(DATA LISTING)
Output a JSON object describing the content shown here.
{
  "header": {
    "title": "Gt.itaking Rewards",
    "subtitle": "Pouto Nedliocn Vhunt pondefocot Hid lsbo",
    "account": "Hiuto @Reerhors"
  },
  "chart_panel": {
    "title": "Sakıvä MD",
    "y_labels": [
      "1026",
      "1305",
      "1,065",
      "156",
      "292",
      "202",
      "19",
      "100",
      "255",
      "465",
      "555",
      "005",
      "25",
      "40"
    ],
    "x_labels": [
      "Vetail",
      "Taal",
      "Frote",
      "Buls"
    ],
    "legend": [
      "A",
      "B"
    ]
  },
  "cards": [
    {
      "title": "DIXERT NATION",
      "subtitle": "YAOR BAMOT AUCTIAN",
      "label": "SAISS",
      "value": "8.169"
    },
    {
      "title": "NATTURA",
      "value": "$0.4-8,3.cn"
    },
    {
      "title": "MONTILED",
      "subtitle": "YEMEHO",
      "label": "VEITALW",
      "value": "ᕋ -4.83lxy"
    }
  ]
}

(TASK GOAL) Write every line of the material above again, exactly.

(EXERCISE RESPONSE)
Output a JSON object describing the content shown here.
{
  "header": {
    "title": "Gt.itaking Rewards",
    "subtitle": "Pouto Nedliocn Vhunt pondefocot Hid lsbo",
    "account": "Hiuto @Reerhors"
  },
  "chart_panel": {
    "title": "Sakıvä MD",
    "y_labels": [
      "1026",
      "1305",
      "1,065",
      "156",
      "292",
      "202",
      "19",
      "100",
      "255",
      "465",
      "555",
      "005",
      "25",
      "40"
    ],
    "x_labels": [
      "Vetail",
      "Taal",
      "Frote",
      "Buls"
    ],
    "legend": [
      "A",
      "B"
    ]
  },
  "cards": [
    {
      "title": "DIXERT NATION",
      "subtitle": "YAOR BAMOT AUCTIAN",
      "label": "SAISS",
      "value": "8.169"
    },
    {
      "title": "NATTURA",
      "value": "$0.4-8,3.cn"
    },
    {
      "title": "MONTILED",
      "subtitle": "YEMEHO",
      "label": "VEITALW",
      "value": "ᕋ -4.83lxy"
    }
  ]
}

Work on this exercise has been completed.